* Objective
Below are records; reproduce exactly the lines from the one containing "Give me a plain-text" through the end, both included, and only those.

* Listing

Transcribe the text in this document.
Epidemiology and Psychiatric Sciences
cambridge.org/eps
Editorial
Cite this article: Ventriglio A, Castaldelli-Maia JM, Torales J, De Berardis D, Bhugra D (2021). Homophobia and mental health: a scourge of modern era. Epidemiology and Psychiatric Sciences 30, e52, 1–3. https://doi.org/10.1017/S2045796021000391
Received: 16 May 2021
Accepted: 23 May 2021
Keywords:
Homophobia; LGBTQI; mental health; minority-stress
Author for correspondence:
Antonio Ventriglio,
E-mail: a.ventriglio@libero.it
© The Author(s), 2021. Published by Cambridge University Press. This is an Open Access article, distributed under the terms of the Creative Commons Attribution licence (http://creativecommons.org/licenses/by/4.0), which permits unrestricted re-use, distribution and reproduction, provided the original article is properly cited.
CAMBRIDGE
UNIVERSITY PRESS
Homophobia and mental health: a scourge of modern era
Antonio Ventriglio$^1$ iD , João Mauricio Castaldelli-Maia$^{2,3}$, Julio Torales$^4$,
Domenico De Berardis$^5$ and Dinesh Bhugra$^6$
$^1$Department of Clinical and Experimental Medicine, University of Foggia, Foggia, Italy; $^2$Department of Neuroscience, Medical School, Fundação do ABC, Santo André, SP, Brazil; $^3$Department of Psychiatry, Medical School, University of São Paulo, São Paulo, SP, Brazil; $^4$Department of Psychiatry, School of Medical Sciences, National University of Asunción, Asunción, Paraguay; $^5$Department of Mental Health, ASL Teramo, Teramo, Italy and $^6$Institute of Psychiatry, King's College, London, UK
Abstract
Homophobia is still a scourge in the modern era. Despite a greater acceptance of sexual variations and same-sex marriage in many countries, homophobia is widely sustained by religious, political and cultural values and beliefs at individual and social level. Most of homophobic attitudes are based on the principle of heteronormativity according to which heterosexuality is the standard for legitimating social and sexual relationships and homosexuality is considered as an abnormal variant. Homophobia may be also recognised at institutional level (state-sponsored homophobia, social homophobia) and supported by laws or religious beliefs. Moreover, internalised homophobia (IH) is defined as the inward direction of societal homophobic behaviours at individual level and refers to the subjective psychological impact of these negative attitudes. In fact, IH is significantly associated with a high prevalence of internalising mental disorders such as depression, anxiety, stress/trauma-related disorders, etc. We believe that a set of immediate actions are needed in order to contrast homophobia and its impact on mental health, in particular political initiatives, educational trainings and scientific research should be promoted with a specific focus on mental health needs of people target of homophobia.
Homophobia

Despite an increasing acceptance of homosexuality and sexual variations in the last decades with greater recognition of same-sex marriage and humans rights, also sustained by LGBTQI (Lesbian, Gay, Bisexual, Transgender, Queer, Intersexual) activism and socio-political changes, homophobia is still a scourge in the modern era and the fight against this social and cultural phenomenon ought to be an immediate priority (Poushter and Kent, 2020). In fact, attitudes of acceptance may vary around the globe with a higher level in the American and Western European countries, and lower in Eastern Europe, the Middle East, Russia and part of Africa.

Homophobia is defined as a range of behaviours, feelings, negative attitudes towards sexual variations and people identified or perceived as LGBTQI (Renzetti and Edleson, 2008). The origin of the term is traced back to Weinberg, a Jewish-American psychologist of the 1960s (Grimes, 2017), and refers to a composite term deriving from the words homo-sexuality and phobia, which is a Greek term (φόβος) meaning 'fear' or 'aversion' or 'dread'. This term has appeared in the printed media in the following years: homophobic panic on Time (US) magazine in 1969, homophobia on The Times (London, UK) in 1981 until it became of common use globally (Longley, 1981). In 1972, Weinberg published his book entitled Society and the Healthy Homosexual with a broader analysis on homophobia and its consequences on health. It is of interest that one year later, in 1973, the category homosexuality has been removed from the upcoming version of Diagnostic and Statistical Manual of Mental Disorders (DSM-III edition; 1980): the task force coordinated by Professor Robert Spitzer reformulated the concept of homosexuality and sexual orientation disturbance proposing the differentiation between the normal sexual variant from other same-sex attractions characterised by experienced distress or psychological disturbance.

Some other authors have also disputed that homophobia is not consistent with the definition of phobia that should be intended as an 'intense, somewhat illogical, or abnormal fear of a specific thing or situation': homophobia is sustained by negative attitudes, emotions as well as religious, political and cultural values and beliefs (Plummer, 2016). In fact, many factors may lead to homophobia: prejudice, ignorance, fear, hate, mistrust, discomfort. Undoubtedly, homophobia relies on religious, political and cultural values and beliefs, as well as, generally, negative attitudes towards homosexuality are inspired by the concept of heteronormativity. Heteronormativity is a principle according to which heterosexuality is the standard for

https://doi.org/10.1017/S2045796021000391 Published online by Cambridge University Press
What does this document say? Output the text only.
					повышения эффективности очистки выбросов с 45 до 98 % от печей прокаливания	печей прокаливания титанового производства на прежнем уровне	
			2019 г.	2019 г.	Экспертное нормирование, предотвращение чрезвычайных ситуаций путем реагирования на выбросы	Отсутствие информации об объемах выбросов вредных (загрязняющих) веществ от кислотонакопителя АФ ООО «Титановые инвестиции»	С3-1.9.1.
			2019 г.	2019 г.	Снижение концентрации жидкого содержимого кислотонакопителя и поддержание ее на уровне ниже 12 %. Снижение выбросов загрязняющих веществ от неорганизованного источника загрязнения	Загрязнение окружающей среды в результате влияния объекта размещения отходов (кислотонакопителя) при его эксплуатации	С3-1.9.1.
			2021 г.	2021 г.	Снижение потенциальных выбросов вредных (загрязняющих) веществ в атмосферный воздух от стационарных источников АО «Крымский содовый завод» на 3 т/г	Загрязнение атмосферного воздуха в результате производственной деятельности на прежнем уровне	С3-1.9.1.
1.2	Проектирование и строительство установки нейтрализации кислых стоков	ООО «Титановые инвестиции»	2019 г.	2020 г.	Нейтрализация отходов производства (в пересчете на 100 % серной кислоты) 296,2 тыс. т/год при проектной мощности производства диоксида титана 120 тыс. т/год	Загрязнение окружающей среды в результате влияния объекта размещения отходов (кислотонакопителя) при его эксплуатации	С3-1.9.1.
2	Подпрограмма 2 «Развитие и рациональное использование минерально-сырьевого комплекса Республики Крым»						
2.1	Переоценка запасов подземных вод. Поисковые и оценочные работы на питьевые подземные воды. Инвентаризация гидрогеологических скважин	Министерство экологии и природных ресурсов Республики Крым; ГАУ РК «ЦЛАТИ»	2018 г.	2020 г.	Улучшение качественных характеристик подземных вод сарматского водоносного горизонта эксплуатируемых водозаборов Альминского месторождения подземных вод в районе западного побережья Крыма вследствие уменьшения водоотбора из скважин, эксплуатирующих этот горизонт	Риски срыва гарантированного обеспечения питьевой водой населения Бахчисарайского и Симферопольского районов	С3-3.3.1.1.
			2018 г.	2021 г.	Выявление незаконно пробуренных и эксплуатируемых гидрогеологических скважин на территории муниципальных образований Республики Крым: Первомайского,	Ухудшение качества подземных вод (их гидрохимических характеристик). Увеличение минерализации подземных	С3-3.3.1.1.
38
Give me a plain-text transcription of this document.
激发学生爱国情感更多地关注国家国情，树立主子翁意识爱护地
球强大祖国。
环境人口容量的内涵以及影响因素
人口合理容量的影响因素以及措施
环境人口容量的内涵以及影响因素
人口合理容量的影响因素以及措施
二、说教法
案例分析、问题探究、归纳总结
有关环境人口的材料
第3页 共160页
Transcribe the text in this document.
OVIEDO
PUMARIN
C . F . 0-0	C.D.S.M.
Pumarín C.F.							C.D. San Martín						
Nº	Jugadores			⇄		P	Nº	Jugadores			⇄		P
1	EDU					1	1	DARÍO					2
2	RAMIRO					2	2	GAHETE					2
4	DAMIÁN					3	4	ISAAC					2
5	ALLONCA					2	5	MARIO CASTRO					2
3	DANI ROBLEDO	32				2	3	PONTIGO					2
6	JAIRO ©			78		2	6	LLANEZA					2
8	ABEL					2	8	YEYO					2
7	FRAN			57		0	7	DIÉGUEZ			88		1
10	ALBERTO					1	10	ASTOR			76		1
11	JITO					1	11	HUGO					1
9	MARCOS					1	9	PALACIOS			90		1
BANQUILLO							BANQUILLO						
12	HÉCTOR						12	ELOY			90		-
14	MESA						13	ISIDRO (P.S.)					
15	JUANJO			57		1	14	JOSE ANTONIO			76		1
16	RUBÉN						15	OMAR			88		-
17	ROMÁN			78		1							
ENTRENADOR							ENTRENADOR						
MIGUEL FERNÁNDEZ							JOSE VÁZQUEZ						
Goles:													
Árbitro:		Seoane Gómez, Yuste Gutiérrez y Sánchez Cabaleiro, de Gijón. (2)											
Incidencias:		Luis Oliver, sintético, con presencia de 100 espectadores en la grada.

* Problem solution
Give me a plain-text transcription of this document.
激发学生爱国情感更多地关注国家国情，树立主子翁意识爱护地
球强大祖国。
环境人口容量的内涵以及影响因素
人口合理容量的影响因素以及措施
环境人口容量的内涵以及影响因素
人口合理容量的影响因素以及措施
二、说教法
案例分析、问题探究、归纳总结
有关环境人口的材料
第3页 共160页
Transcribe the text in this document.
OVIEDO
PUMARIN
C . F . 0-0	C.D.S.M.
Pumarín C.F.							C.D. San Martín						
Nº	Jugadores			⇄		P	Nº	Jugadores			⇄		P
1	EDU					1	1	DARÍO					2
2	RAMIRO					2	2	GAHETE					2
4	DAMIÁN					3	4	ISAAC					2
5	ALLONCA					2	5	MARIO CASTRO					2
3	DANI ROBLEDO	32				2	3	PONTIGO					2
6	JAIRO ©			78		2	6	LLANEZA					2
8	ABEL					2	8	YEYO					2
7	FRAN			57		0	7	DIÉGUEZ			88		1
10	ALBERTO					1	10	ASTOR			76		1
11	JITO					1	11	HUGO					1
9	MARCOS					1	9	PALACIOS			90		1
BANQUILLO							BANQUILLO						
12	HÉCTOR						12	ELOY			90		-
14	MESA						13	ISIDRO (P.S.)					
15	JUANJO			57		1	14	JOSE ANTONIO			76		1
16	RUBÉN						15	OMAR			88		-
17	ROMÁN			78		1							
ENTRENADOR							ENTRENADOR						
MIGUEL FERNÁNDEZ							JOSE VÁZQUEZ						
Goles:													
Árbitro:		Seoane Gómez, Yuste Gutiérrez y Sánchez Cabaleiro, de Gijón. (2)											
Incidencias:		Luis Oliver, sintético, con presencia de 100 espectadores en la grada.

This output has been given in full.